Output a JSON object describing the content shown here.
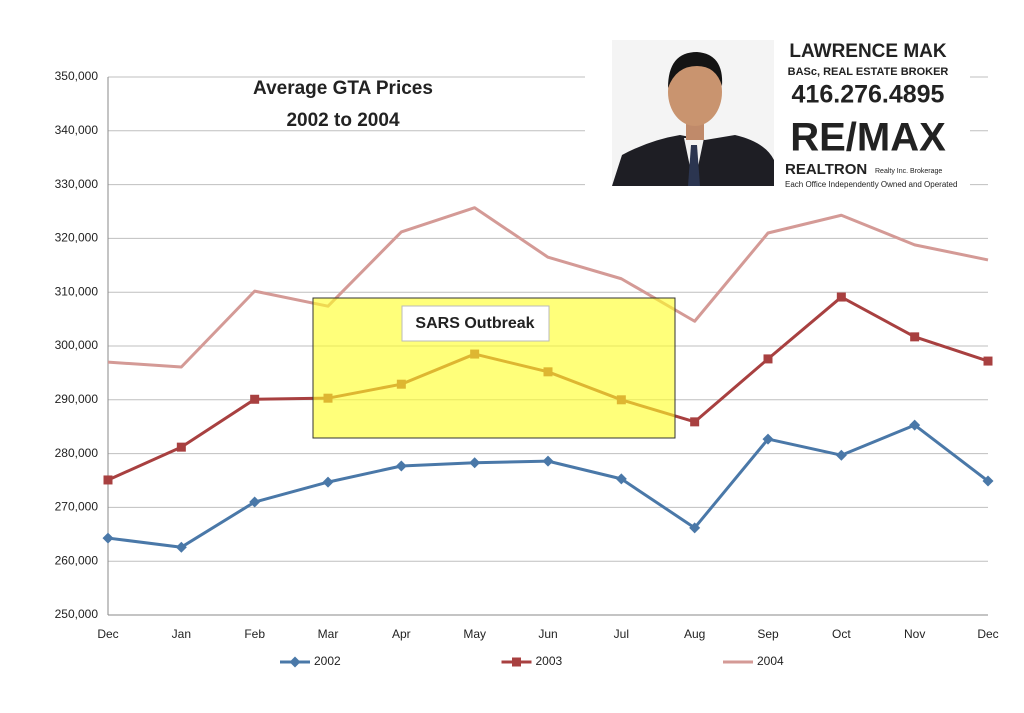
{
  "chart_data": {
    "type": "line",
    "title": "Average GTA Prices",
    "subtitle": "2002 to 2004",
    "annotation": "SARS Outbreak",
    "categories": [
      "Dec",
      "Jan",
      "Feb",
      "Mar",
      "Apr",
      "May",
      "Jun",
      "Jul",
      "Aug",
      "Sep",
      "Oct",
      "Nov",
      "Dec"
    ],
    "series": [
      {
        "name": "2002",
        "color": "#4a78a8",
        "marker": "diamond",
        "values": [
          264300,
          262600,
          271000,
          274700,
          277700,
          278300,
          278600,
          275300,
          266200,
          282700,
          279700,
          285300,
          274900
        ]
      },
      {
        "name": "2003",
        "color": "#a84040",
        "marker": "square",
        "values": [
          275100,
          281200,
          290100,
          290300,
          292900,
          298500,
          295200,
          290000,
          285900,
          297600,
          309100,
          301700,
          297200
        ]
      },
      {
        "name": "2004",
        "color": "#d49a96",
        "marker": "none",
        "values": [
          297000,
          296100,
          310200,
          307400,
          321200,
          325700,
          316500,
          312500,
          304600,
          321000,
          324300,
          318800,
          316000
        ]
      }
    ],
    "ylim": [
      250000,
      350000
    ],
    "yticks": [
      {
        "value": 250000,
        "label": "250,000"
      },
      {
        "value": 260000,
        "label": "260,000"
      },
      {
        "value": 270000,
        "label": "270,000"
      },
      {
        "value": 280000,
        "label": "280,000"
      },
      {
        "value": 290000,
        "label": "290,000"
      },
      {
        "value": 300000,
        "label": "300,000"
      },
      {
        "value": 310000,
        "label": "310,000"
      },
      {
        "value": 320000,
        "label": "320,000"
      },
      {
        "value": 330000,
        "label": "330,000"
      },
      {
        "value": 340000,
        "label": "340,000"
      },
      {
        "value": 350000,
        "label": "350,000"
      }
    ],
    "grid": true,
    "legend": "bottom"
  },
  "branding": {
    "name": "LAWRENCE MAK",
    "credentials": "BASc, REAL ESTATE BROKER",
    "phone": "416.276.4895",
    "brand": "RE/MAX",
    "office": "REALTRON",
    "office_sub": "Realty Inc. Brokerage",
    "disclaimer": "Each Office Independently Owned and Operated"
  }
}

● ● ●

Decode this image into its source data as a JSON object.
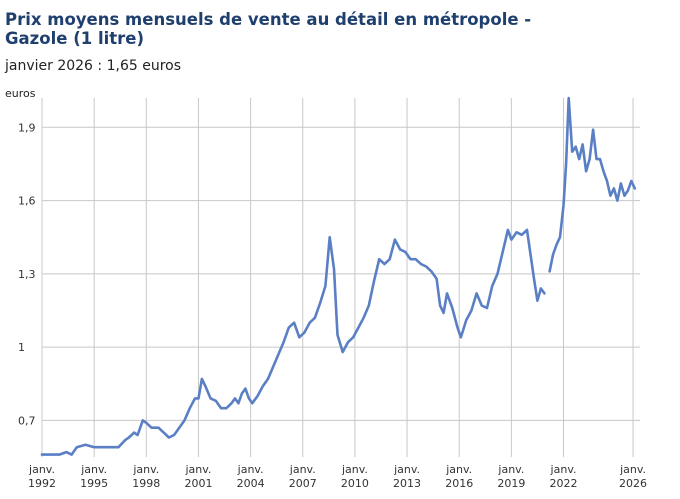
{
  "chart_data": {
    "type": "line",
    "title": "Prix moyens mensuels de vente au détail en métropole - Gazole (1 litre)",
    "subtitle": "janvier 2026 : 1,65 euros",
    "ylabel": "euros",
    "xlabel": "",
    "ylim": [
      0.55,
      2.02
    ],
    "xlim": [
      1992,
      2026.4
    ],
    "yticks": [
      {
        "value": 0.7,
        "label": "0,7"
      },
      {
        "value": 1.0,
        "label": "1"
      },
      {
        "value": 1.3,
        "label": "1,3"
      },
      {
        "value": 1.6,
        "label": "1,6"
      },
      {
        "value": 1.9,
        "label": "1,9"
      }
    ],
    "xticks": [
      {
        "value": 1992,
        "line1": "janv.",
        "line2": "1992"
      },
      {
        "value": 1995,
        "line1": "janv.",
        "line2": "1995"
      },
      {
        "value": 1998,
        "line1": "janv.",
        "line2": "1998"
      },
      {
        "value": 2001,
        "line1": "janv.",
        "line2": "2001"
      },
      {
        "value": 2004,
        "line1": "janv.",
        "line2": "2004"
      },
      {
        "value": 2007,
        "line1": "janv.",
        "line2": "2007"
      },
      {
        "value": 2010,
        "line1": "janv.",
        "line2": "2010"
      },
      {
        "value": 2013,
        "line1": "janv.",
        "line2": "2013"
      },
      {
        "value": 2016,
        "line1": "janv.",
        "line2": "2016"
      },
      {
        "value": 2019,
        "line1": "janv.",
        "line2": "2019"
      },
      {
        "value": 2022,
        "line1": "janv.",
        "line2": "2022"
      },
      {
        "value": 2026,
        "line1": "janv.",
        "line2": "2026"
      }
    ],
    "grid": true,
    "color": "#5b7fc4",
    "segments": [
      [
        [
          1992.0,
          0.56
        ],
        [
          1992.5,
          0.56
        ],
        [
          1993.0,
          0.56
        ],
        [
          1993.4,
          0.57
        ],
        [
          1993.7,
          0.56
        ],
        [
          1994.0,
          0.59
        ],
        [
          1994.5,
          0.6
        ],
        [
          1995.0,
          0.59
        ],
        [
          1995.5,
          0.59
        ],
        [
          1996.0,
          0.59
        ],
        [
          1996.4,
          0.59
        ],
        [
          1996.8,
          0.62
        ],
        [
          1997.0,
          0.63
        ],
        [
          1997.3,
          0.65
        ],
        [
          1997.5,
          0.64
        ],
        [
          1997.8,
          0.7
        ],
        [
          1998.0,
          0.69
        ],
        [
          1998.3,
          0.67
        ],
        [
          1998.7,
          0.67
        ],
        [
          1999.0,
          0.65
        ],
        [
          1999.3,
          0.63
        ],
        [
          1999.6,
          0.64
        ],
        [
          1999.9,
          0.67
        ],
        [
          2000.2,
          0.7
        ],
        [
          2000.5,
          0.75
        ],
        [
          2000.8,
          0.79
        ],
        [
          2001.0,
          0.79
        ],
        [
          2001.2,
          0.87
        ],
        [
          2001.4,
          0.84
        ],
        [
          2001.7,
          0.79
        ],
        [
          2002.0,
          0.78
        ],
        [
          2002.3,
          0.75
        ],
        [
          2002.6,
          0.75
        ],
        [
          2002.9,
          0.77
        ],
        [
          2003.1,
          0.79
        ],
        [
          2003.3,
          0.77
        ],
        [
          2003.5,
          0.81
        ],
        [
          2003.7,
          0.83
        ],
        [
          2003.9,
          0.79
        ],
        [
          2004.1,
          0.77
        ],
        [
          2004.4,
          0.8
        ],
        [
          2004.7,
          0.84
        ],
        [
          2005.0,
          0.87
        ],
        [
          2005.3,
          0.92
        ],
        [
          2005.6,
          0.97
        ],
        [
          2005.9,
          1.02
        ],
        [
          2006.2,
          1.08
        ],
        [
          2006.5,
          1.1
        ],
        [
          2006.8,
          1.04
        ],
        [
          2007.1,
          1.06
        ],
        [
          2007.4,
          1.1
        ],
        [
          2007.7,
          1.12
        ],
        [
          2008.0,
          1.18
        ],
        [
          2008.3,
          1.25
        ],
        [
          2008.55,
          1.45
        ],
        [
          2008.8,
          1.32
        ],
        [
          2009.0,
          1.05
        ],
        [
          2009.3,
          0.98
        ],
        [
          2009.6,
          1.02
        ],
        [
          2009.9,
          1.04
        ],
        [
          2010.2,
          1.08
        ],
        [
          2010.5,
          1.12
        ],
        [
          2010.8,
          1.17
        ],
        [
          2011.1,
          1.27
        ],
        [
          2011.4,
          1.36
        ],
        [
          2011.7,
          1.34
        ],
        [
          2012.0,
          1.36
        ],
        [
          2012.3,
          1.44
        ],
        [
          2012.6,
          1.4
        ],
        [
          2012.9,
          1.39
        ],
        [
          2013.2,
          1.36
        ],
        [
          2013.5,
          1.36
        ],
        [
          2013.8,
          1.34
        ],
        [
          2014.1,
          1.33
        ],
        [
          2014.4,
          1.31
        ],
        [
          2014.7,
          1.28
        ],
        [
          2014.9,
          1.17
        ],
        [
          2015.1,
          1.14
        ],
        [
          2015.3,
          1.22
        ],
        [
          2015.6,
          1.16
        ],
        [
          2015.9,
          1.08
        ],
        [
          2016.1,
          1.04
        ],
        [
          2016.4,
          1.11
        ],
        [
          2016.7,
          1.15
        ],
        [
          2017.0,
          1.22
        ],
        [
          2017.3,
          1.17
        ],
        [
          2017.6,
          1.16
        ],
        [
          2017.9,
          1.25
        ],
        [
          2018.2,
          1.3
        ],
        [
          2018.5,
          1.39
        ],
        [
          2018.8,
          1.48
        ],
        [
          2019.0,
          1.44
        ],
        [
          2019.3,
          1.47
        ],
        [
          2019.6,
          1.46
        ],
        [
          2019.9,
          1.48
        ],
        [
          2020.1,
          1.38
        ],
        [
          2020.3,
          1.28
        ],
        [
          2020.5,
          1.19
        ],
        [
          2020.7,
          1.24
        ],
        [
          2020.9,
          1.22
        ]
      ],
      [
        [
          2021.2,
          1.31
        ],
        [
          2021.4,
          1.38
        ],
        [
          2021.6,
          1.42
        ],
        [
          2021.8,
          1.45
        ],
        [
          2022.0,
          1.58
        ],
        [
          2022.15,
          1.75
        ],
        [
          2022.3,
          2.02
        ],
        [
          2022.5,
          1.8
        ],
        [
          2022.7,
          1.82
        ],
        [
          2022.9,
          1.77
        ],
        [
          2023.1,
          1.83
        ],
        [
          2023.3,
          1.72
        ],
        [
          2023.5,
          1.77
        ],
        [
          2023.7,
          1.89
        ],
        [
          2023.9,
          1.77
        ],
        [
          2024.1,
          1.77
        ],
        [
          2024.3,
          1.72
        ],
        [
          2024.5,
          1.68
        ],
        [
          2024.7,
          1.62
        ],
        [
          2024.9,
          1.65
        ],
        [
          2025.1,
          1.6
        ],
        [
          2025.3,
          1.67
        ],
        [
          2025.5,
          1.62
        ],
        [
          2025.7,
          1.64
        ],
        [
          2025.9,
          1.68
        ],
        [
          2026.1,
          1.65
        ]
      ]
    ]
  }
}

● ● ●

## INSTRUCTIONS FOR THE TASK
Only lines that contain the word "marker" are wanted; copy each of them.

## SOLUTION TO THE PROBLEM
        "marker": "diamond",
        "marker": "square",
        "marker": "none",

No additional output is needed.